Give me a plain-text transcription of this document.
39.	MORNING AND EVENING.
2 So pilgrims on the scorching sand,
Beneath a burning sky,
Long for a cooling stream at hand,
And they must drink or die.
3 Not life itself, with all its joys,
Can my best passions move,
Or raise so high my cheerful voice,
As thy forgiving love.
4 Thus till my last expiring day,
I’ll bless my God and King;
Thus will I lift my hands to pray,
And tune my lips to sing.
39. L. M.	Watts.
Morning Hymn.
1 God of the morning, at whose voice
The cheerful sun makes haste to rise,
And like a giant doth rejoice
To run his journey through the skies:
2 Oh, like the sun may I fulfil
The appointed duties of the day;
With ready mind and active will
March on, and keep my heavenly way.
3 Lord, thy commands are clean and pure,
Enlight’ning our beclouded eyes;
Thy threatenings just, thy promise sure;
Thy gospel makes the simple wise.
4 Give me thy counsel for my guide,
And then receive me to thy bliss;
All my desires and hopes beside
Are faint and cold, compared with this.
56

□ □ □ □ □ □ □

## Exercise description
Return the full listing, character for character.

## Exercise result
Give me a plain-text transcription of this document.
39.	MORNING AND EVENING.
2 So pilgrims on the scorching sand,
Beneath a burning sky,
Long for a cooling stream at hand,
And they must drink or die.
3 Not life itself, with all its joys,
Can my best passions move,
Or raise so high my cheerful voice,
As thy forgiving love.
4 Thus till my last expiring day,
I’ll bless my God and King;
Thus will I lift my hands to pray,
And tune my lips to sing.
39. L. M.	Watts.
Morning Hymn.
1 God of the morning, at whose voice
The cheerful sun makes haste to rise,
And like a giant doth rejoice
To run his journey through the skies:
2 Oh, like the sun may I fulfil
The appointed duties of the day;
With ready mind and active will
March on, and keep my heavenly way.
3 Lord, thy commands are clean and pure,
Enlight’ning our beclouded eyes;
Thy threatenings just, thy promise sure;
Thy gospel makes the simple wise.
4 Give me thy counsel for my guide,
And then receive me to thy bliss;
All my desires and hopes beside
Are faint and cold, compared with this.
56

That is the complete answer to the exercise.